> _GOAL_
Write out the items below word for word, starting at the first line and stopping after the line that contains "303, 243, 305]".
START SUPPLIED RECORDS
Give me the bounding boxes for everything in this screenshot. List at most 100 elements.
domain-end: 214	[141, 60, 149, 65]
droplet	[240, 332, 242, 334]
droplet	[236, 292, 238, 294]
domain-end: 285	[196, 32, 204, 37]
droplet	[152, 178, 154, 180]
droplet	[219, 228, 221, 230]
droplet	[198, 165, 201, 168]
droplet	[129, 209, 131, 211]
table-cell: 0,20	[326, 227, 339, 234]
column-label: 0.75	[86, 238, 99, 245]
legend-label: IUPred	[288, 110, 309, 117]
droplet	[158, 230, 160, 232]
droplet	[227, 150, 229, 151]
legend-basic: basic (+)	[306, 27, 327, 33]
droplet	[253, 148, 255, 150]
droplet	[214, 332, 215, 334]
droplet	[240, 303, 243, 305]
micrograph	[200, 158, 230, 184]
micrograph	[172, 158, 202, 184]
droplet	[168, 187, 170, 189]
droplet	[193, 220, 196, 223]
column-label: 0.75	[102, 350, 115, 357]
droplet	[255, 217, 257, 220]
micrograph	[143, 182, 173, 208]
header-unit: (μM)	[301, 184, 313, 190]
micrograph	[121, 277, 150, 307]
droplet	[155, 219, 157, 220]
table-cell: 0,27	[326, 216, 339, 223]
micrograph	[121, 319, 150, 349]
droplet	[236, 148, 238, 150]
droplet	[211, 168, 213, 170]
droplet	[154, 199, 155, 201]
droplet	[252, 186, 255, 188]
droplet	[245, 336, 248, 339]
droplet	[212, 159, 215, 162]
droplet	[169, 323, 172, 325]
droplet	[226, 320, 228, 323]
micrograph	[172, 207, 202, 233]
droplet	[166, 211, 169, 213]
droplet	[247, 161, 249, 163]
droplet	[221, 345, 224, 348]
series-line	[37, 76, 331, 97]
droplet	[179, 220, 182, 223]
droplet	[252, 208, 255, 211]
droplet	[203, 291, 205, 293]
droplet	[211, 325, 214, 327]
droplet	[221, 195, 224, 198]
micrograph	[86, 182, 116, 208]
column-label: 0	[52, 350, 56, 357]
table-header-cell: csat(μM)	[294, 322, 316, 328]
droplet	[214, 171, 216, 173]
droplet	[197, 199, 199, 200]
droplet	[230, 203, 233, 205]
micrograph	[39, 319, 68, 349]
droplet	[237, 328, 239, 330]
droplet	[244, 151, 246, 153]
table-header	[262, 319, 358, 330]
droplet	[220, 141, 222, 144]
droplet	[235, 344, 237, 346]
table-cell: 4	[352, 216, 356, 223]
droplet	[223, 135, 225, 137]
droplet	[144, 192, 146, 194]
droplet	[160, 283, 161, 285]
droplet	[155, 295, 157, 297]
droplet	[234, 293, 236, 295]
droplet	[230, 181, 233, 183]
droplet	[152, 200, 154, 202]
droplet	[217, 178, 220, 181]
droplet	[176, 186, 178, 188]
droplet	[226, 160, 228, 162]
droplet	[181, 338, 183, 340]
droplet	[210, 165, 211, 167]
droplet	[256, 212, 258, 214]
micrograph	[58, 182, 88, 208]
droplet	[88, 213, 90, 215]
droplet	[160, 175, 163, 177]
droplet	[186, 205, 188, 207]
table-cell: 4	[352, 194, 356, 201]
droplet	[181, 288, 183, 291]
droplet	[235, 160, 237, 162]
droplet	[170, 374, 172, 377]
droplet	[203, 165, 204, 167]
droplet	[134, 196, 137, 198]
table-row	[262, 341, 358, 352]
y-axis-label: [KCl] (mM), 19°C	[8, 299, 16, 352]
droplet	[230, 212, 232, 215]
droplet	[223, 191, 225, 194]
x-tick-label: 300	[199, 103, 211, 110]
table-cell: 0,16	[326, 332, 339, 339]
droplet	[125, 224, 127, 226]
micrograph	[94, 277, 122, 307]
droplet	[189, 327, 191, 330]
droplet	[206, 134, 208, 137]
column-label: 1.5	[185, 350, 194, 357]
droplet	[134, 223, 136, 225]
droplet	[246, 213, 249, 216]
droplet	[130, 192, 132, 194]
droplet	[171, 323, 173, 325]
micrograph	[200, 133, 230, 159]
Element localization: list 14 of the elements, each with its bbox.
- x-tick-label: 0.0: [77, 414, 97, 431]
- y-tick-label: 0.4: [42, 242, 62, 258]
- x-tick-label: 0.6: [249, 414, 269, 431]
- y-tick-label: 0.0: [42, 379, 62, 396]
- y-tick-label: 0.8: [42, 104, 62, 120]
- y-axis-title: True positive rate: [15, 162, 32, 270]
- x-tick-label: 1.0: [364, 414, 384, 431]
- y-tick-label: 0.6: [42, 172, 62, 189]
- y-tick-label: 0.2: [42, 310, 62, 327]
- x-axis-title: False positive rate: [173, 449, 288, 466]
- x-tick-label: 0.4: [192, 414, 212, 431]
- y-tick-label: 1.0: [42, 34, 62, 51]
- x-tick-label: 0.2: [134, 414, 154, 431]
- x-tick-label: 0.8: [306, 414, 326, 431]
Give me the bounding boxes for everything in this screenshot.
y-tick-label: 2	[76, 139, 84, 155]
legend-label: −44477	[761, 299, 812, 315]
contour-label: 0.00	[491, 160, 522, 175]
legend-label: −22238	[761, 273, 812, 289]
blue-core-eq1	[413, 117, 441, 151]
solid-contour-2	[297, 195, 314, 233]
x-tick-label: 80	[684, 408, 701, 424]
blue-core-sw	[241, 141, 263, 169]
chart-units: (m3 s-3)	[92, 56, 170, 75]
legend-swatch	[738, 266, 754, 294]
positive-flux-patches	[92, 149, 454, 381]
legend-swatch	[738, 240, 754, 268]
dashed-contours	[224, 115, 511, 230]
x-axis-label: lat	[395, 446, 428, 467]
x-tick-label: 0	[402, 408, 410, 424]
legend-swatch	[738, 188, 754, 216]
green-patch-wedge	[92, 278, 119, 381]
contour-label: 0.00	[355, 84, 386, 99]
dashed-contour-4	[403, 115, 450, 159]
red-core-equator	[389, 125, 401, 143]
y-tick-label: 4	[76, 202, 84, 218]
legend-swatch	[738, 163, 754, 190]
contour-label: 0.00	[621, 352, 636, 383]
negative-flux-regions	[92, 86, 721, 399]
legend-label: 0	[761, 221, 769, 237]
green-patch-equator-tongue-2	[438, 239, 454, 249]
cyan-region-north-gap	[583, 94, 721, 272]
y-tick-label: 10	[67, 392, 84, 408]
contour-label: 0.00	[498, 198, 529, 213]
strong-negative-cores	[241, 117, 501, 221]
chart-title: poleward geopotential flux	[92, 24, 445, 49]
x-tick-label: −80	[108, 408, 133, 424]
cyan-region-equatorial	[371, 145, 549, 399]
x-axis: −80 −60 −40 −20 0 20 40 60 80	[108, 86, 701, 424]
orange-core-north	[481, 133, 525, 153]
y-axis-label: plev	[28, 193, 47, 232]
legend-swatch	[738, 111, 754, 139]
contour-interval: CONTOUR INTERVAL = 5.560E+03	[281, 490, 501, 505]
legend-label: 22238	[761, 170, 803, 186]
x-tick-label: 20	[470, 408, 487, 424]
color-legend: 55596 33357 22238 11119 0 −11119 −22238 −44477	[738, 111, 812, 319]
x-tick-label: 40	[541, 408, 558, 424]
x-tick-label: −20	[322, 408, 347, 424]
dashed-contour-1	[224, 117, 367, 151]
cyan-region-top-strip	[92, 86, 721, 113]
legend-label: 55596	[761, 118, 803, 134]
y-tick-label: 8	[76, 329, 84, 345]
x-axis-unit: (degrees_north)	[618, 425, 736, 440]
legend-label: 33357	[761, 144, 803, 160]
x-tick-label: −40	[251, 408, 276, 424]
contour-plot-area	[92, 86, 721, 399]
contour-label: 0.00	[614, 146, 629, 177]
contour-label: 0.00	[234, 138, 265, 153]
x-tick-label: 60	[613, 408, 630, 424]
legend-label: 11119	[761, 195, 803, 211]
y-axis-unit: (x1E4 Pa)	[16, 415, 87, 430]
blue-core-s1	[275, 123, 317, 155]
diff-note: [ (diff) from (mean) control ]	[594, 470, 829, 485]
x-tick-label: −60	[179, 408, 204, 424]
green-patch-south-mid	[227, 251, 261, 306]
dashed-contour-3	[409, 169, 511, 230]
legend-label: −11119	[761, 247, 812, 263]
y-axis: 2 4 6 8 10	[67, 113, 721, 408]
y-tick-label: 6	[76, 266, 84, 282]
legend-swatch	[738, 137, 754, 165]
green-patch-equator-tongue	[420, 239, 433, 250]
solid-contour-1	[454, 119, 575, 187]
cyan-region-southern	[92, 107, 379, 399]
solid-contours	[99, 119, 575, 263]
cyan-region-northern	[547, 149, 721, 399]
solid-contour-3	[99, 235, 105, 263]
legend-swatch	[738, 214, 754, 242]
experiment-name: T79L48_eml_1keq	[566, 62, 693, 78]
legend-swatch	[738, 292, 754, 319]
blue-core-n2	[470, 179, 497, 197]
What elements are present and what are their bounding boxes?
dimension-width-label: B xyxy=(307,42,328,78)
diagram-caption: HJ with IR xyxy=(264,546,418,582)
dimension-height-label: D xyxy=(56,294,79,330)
END SUPPLIED RECORDS
> _IN RESPONSE_
Give me the bounding boxes for everything in this screenshot. List at most 100 elements.
domain-end: 214	[141, 60, 149, 65]
droplet	[240, 332, 242, 334]
droplet	[236, 292, 238, 294]
domain-end: 285	[196, 32, 204, 37]
droplet	[152, 178, 154, 180]
droplet	[219, 228, 221, 230]
droplet	[198, 165, 201, 168]
droplet	[129, 209, 131, 211]
table-cell: 0,20	[326, 227, 339, 234]
column-label: 0.75	[86, 238, 99, 245]
legend-label: IUPred	[288, 110, 309, 117]
droplet	[158, 230, 160, 232]
droplet	[227, 150, 229, 151]
legend-basic: basic (+)	[306, 27, 327, 33]
droplet	[253, 148, 255, 150]
droplet	[214, 332, 215, 334]
droplet	[240, 303, 243, 305]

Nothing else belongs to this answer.